— Extracted data entries —
------------------------

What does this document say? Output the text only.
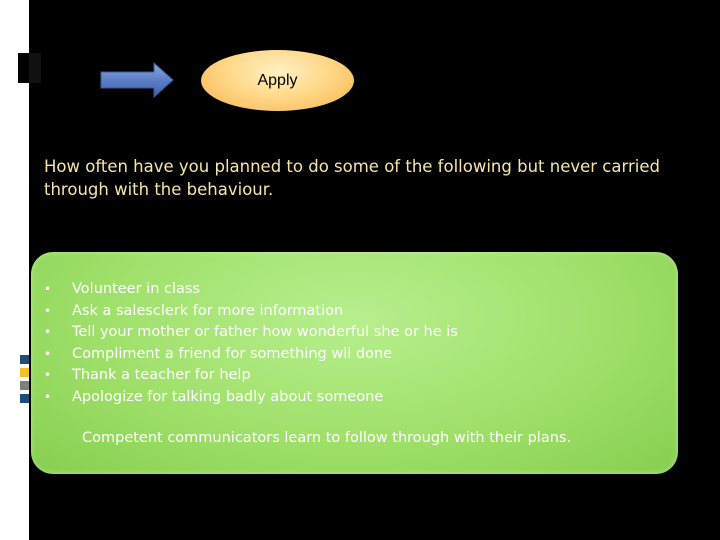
Apply
How often have you planned to do some of the following but never carried through with the behaviour.
• Volunteer in class
• Ask a salesclerk for more information
• Tell your mother or father how wonderful she or he is
• Compliment a friend for something wll done
• Thank a teacher for help
• Apologize for talking badly about someone
Competent communicators learn to follow through with their plans.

------------------------

Find how many lines include the string "with" and report that number alone.

2